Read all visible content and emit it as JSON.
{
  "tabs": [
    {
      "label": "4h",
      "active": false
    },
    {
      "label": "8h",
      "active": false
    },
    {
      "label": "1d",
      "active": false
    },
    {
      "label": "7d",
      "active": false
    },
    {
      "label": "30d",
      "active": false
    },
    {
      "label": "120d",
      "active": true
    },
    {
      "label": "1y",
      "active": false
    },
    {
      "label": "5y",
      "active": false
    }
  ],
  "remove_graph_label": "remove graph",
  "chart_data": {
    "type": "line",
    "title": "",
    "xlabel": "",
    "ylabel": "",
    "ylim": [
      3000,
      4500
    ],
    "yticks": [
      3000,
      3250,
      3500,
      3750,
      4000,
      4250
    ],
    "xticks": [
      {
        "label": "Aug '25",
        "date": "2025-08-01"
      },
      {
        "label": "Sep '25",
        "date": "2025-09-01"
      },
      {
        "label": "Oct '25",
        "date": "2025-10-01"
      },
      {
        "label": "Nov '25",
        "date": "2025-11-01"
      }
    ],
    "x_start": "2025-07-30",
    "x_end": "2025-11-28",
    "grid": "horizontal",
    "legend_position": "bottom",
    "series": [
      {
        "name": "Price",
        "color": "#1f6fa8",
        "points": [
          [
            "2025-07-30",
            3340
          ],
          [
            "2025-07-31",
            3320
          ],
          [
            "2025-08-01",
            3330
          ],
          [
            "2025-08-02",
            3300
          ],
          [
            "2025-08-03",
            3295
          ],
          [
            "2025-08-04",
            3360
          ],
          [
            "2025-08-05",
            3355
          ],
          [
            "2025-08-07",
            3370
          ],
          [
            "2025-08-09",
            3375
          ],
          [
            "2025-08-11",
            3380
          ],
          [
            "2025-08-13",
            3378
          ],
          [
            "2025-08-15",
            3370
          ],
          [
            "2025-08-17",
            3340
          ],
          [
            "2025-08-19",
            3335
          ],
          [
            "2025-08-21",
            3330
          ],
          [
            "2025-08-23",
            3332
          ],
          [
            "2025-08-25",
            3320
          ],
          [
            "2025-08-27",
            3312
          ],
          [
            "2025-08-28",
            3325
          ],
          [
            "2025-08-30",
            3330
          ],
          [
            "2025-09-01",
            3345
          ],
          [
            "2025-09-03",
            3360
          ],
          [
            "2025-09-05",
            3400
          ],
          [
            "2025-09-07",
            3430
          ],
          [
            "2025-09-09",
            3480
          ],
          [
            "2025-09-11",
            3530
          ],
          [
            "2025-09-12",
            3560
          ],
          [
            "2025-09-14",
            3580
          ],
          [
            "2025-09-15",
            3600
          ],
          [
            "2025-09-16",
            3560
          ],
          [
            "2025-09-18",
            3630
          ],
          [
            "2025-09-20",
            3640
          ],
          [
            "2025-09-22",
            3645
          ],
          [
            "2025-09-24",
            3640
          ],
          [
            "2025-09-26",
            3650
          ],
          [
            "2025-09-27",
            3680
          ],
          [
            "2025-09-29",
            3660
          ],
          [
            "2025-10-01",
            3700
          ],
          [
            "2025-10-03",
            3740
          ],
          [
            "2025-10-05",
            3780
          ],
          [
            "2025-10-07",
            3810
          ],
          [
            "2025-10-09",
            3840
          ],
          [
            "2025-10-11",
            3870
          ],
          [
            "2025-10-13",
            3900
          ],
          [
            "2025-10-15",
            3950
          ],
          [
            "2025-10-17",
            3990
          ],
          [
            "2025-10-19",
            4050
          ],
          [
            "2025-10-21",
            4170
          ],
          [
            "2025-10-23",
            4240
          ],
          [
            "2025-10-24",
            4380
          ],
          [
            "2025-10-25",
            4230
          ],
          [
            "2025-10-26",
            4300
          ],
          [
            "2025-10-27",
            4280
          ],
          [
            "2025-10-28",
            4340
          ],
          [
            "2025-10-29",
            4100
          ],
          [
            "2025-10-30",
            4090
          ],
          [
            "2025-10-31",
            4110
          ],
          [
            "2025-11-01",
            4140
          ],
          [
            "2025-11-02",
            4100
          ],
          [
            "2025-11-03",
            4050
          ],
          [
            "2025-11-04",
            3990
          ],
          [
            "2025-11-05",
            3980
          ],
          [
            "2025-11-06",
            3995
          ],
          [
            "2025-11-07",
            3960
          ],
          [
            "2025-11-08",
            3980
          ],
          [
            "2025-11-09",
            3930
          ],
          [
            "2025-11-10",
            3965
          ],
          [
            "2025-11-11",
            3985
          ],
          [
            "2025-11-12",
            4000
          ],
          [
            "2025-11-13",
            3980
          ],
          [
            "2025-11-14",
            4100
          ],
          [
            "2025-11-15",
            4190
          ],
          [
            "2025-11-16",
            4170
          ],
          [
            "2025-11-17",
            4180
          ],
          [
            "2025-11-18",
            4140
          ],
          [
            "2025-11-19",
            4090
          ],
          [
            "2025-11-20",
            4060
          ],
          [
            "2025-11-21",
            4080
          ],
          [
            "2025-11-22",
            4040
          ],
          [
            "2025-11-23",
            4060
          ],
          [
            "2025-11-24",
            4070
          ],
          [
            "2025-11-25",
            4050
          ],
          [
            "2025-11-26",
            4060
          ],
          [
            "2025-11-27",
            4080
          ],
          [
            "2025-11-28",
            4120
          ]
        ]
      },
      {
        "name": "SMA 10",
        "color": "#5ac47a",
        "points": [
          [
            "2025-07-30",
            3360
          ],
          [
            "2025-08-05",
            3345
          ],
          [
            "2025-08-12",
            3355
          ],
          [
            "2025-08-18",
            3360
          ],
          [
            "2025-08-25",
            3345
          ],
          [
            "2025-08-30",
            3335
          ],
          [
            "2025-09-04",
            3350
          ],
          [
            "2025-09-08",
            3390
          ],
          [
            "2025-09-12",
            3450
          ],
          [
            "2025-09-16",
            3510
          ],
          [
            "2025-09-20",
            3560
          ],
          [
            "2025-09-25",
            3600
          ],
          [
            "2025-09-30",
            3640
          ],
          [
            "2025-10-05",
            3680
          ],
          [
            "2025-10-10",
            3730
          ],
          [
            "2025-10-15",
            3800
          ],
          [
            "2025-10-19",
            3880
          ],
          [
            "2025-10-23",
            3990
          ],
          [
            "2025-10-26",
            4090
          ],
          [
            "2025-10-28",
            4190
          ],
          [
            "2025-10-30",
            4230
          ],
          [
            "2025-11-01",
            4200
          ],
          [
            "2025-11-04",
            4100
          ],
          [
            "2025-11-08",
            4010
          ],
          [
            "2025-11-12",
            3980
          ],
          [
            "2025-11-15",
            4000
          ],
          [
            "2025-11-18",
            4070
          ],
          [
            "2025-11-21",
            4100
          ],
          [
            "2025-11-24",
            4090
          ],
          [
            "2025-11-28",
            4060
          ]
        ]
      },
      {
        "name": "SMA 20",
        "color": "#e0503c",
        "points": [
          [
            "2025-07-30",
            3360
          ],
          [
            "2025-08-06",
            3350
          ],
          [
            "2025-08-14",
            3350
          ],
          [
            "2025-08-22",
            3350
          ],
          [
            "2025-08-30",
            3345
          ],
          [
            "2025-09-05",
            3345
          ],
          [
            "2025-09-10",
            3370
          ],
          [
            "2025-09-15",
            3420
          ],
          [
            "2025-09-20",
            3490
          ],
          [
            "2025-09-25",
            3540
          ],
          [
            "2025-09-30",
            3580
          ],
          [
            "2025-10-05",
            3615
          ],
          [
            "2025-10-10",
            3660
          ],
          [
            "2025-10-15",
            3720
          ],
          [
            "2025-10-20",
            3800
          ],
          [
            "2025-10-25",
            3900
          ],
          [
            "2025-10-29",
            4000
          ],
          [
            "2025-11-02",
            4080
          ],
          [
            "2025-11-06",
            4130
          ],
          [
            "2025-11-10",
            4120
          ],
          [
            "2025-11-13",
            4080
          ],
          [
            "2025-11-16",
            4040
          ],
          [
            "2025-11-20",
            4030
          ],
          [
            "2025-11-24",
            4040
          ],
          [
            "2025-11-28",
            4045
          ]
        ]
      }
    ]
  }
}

────

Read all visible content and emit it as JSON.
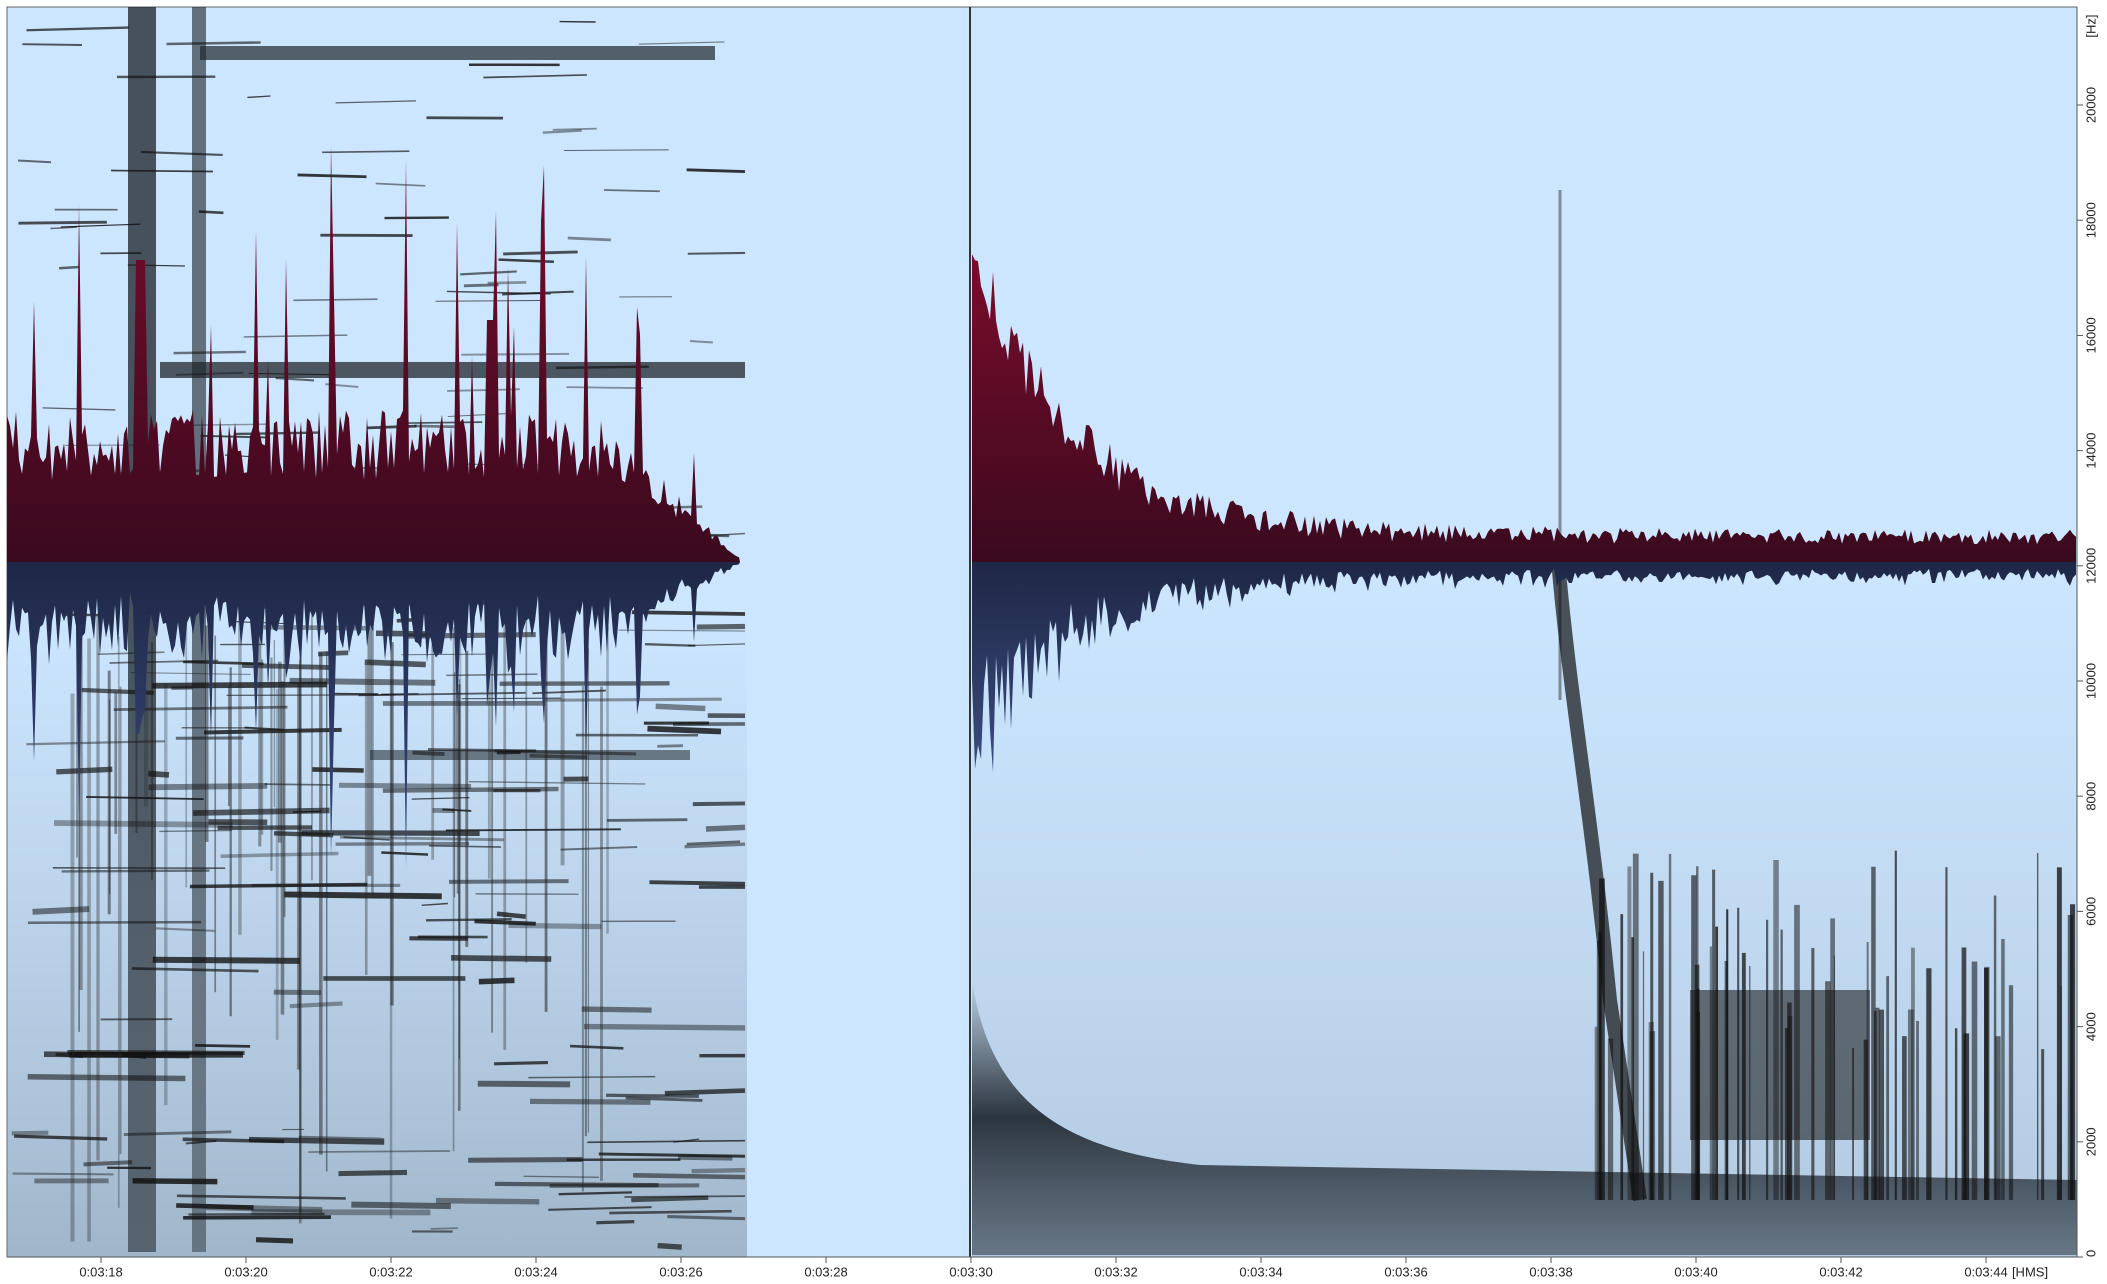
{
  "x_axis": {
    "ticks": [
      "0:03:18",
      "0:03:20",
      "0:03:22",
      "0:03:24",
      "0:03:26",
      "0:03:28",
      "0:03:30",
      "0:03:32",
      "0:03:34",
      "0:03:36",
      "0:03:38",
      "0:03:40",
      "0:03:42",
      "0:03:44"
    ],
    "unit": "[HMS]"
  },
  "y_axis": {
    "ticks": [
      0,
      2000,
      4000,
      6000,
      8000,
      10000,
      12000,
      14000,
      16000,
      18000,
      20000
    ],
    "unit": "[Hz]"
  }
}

────

## Written request
How many of the lines above include the string "color"? Reply with the number by itself.

## Correct output
3